## Records
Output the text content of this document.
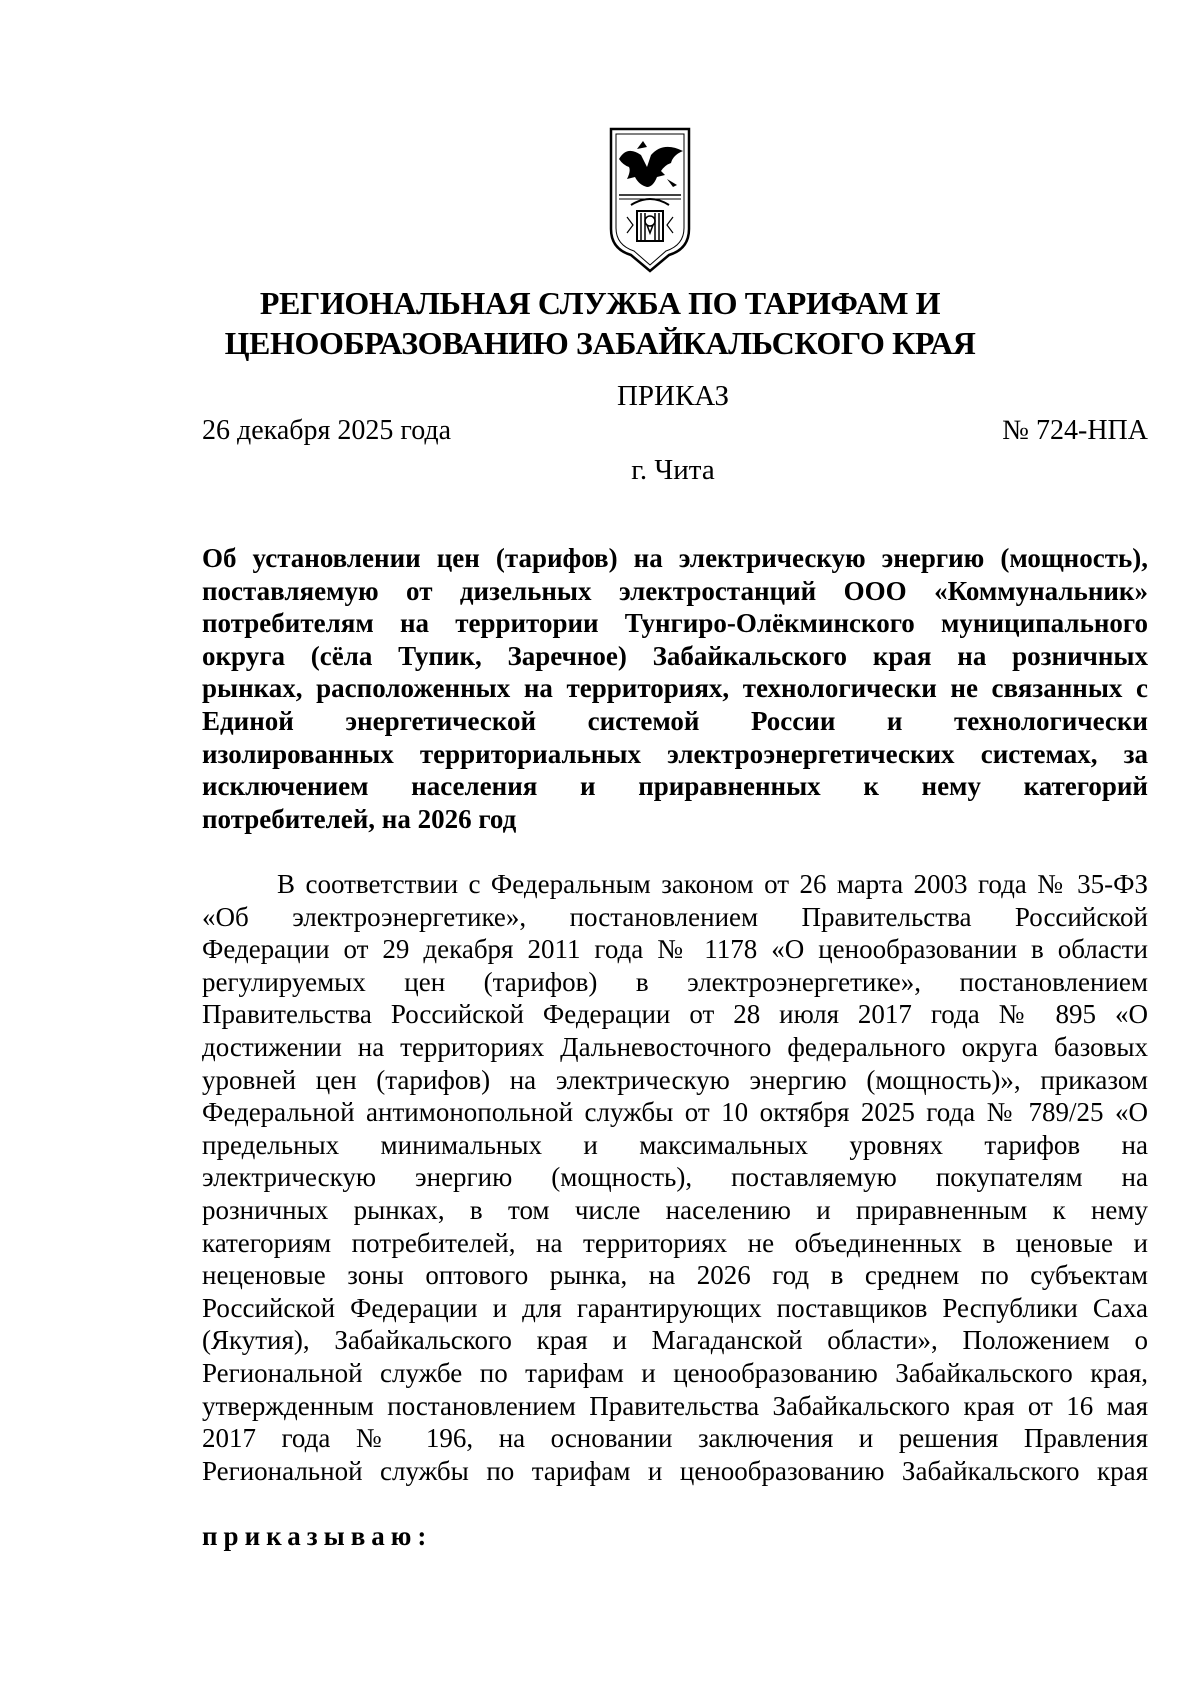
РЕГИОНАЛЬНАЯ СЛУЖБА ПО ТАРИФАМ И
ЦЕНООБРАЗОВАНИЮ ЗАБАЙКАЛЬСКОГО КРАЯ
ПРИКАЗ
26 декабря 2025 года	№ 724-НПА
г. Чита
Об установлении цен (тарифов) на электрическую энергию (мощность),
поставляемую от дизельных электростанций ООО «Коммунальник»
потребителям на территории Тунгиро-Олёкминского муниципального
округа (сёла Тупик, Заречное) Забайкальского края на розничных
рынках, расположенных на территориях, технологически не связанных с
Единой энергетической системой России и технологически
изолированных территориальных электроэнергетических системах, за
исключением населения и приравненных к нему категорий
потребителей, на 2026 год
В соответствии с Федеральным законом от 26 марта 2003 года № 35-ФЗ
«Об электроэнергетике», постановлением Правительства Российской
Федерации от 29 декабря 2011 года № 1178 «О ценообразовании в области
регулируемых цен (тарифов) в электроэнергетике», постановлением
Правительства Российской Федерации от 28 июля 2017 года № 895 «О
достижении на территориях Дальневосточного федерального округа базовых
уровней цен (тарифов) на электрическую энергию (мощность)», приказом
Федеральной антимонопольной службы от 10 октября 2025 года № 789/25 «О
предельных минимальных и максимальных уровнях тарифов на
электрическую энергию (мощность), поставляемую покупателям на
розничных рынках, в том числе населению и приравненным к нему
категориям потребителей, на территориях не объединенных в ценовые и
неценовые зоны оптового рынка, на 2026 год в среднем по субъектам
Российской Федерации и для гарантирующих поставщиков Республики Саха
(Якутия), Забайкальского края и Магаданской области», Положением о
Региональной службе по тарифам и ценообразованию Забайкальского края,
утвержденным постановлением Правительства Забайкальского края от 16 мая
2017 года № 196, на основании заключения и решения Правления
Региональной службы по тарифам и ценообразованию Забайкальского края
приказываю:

## BRIEF
Images do not belong in the copy; reproduce all other parts of the records above verbatim.

## ANSWER TO THIS TASK
Output the text content of this document.
РЕГИОНАЛЬНАЯ СЛУЖБА ПО ТАРИФАМ И
ЦЕНООБРАЗОВАНИЮ ЗАБАЙКАЛЬСКОГО КРАЯ
ПРИКАЗ
26 декабря 2025 года	№ 724-НПА
г. Чита
Об установлении цен (тарифов) на электрическую энергию (мощность),
поставляемую от дизельных электростанций ООО «Коммунальник»
потребителям на территории Тунгиро-Олёкминского муниципального
округа (сёла Тупик, Заречное) Забайкальского края на розничных
рынках, расположенных на территориях, технологически не связанных с
Единой энергетической системой России и технологически
изолированных территориальных электроэнергетических системах, за
исключением населения и приравненных к нему категорий
потребителей, на 2026 год
В соответствии с Федеральным законом от 26 марта 2003 года № 35-ФЗ
«Об электроэнергетике», постановлением Правительства Российской
Федерации от 29 декабря 2011 года № 1178 «О ценообразовании в области
регулируемых цен (тарифов) в электроэнергетике», постановлением
Правительства Российской Федерации от 28 июля 2017 года № 895 «О
достижении на территориях Дальневосточного федерального округа базовых
уровней цен (тарифов) на электрическую энергию (мощность)», приказом
Федеральной антимонопольной службы от 10 октября 2025 года № 789/25 «О
предельных минимальных и максимальных уровнях тарифов на
электрическую энергию (мощность), поставляемую покупателям на
розничных рынках, в том числе населению и приравненным к нему
категориям потребителей, на территориях не объединенных в ценовые и
неценовые зоны оптового рынка, на 2026 год в среднем по субъектам
Российской Федерации и для гарантирующих поставщиков Республики Саха
(Якутия), Забайкальского края и Магаданской области», Положением о
Региональной службе по тарифам и ценообразованию Забайкальского края,
утвержденным постановлением Правительства Забайкальского края от 16 мая
2017 года № 196, на основании заключения и решения Правления
Региональной службы по тарифам и ценообразованию Забайкальского края
приказываю:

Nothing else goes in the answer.